━━━━━ DATA SECTION

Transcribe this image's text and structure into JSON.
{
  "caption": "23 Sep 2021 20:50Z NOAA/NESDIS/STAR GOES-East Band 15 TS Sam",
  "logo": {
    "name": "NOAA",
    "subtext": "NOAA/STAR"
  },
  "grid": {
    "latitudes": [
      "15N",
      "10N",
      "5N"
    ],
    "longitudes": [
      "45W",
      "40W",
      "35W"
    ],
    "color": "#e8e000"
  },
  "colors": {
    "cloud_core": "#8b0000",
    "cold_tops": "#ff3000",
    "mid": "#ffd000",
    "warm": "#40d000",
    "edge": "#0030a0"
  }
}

━━━━━━━━━━
━━━━━ DATA SECTION

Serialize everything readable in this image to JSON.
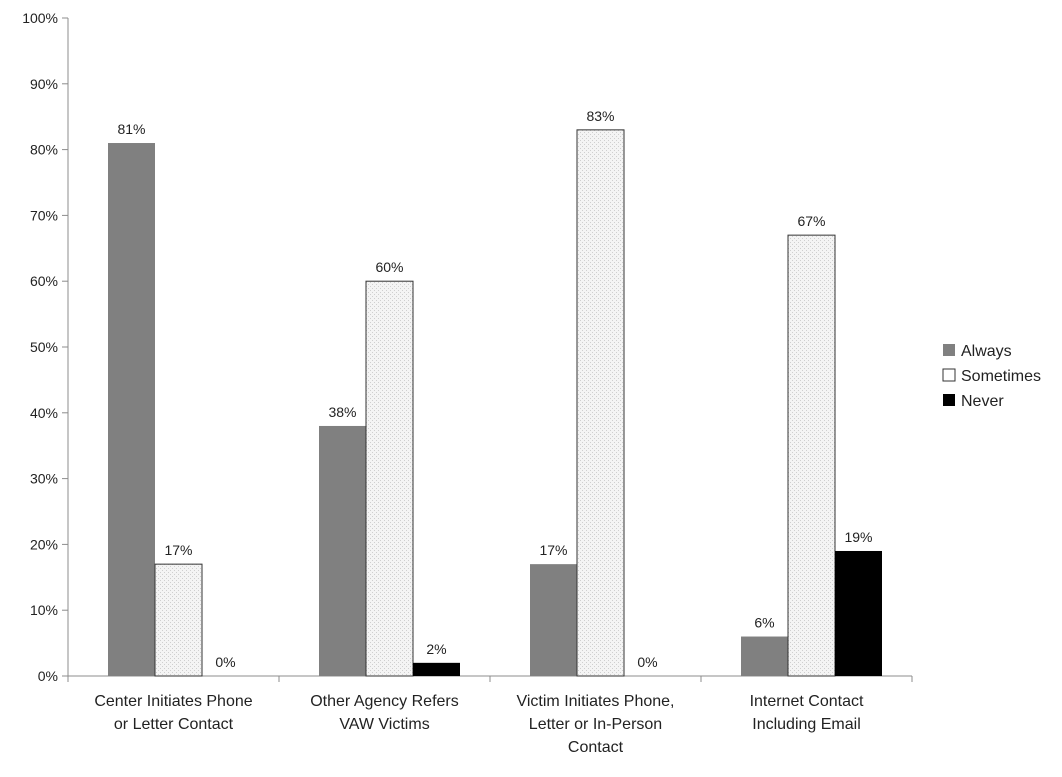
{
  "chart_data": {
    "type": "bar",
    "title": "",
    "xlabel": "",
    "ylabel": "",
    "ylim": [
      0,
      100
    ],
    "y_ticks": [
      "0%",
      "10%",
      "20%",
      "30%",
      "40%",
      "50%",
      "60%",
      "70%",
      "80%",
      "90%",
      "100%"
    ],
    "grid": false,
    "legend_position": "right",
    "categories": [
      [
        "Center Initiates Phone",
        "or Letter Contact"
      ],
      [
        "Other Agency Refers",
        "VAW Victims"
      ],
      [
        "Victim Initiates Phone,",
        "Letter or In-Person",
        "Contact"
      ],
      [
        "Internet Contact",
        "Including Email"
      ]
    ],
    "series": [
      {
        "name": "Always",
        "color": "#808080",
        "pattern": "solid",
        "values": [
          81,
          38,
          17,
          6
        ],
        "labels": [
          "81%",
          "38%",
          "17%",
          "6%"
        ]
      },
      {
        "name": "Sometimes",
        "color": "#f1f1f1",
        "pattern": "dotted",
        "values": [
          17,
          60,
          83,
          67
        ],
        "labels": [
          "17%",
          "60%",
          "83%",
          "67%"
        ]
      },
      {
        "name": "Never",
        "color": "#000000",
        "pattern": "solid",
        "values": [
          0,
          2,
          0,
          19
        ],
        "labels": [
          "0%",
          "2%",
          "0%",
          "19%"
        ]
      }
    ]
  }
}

━━━━━━━━━━
━━━━━ DATA SECTION

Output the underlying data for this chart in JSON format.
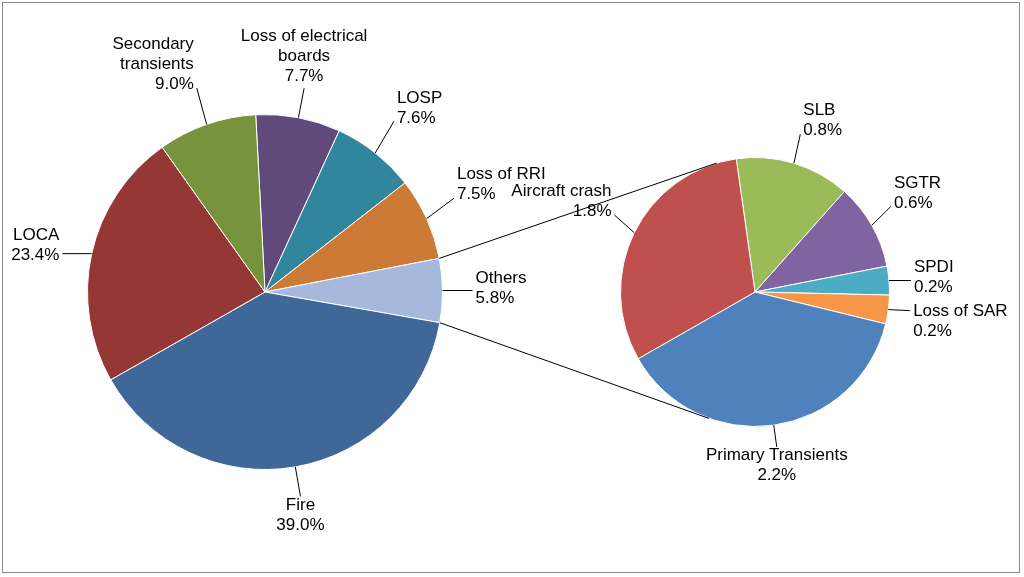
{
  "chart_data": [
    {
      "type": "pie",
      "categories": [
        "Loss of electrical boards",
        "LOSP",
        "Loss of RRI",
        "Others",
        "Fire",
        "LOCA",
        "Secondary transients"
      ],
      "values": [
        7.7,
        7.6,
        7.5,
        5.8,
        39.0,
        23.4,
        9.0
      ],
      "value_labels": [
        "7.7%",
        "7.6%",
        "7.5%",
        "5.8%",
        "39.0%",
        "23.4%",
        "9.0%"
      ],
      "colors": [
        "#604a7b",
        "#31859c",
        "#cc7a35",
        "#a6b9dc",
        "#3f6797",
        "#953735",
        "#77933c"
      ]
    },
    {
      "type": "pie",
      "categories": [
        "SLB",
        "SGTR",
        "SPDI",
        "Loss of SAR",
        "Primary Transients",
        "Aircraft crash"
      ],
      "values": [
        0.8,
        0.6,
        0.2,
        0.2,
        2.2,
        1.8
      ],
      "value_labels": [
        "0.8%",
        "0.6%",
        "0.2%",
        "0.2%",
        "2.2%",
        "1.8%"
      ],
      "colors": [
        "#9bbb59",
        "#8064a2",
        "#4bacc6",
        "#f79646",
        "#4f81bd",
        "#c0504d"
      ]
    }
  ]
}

━━━━━━━━━━

__WHAT YOU NEED TO DO__:
Scan the material above. Extract every line in which the word "JSON" occurs.

__RESPONSE__:
Transcribe this image's text and structure into JSON.
Serialize everything readable in this image to JSON.
Output the underlying data for this chart in JSON format.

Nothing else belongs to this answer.